**Stated exercise:** Pictures appear in the records below; write out everything else exactly.

**Information provided:**
:::

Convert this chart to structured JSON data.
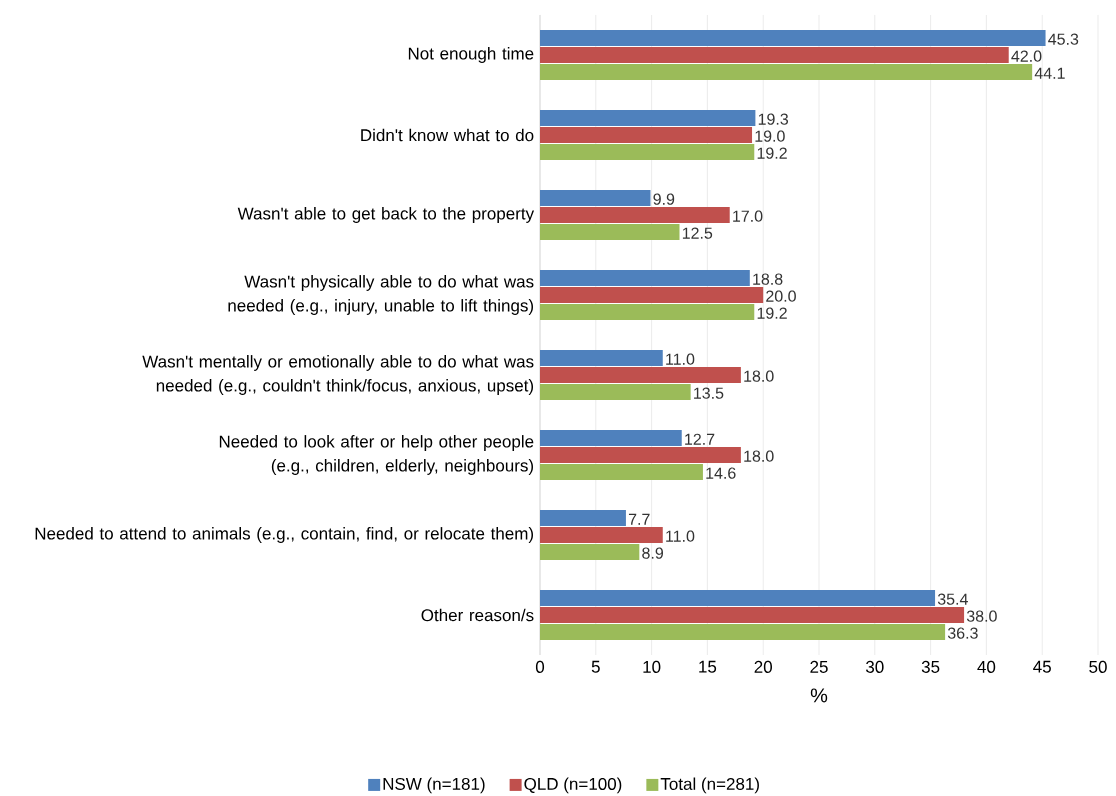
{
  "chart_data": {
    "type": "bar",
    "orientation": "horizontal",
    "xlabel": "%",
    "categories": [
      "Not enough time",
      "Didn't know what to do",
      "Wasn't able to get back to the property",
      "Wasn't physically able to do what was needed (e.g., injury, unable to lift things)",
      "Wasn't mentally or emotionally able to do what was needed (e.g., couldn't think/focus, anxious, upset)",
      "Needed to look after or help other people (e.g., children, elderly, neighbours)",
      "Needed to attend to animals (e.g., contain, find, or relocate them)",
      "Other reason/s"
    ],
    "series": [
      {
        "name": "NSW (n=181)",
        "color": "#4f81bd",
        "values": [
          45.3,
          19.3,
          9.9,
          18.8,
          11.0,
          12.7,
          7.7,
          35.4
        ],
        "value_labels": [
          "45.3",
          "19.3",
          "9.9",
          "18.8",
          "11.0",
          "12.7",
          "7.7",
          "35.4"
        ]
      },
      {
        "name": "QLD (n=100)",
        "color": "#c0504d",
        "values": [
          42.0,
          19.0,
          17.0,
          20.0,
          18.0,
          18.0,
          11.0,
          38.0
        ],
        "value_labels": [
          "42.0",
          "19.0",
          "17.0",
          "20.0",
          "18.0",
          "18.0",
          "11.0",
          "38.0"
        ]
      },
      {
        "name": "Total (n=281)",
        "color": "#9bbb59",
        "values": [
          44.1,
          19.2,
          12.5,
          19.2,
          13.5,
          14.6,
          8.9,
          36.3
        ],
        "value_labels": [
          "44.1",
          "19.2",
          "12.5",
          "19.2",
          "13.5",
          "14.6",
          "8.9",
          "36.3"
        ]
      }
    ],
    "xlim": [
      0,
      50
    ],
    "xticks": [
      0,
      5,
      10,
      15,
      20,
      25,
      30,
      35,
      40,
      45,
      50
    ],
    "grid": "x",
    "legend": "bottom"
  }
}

:::

**Task result:**
Convert this chart to structured JSON data.
{
  "chart_data": {
    "type": "bar",
    "orientation": "horizontal",
    "xlabel": "%",
    "categories": [
      "Not enough time",
      "Didn't know what to do",
      "Wasn't able to get back to the property",
      "Wasn't physically able to do what was needed (e.g., injury, unable to lift things)",
      "Wasn't mentally or emotionally able to do what was needed (e.g., couldn't think/focus, anxious, upset)",
      "Needed to look after or help other people (e.g., children, elderly, neighbours)",
      "Needed to attend to animals (e.g., contain, find, or relocate them)",
      "Other reason/s"
    ],
    "series": [
      {
        "name": "NSW (n=181)",
        "color": "#4f81bd",
        "values": [
          45.3,
          19.3,
          9.9,
          18.8,
          11.0,
          12.7,
          7.7,
          35.4
        ],
        "value_labels": [
          "45.3",
          "19.3",
          "9.9",
          "18.8",
          "11.0",
          "12.7",
          "7.7",
          "35.4"
        ]
      },
      {
        "name": "QLD (n=100)",
        "color": "#c0504d",
        "values": [
          42.0,
          19.0,
          17.0,
          20.0,
          18.0,
          18.0,
          11.0,
          38.0
        ],
        "value_labels": [
          "42.0",
          "19.0",
          "17.0",
          "20.0",
          "18.0",
          "18.0",
          "11.0",
          "38.0"
        ]
      },
      {
        "name": "Total (n=281)",
        "color": "#9bbb59",
        "values": [
          44.1,
          19.2,
          12.5,
          19.2,
          13.5,
          14.6,
          8.9,
          36.3
        ],
        "value_labels": [
          "44.1",
          "19.2",
          "12.5",
          "19.2",
          "13.5",
          "14.6",
          "8.9",
          "36.3"
        ]
      }
    ],
    "xlim": [
      0,
      50
    ],
    "xticks": [
      0,
      5,
      10,
      15,
      20,
      25,
      30,
      35,
      40,
      45,
      50
    ],
    "grid": "x",
    "legend": "bottom"
  }
}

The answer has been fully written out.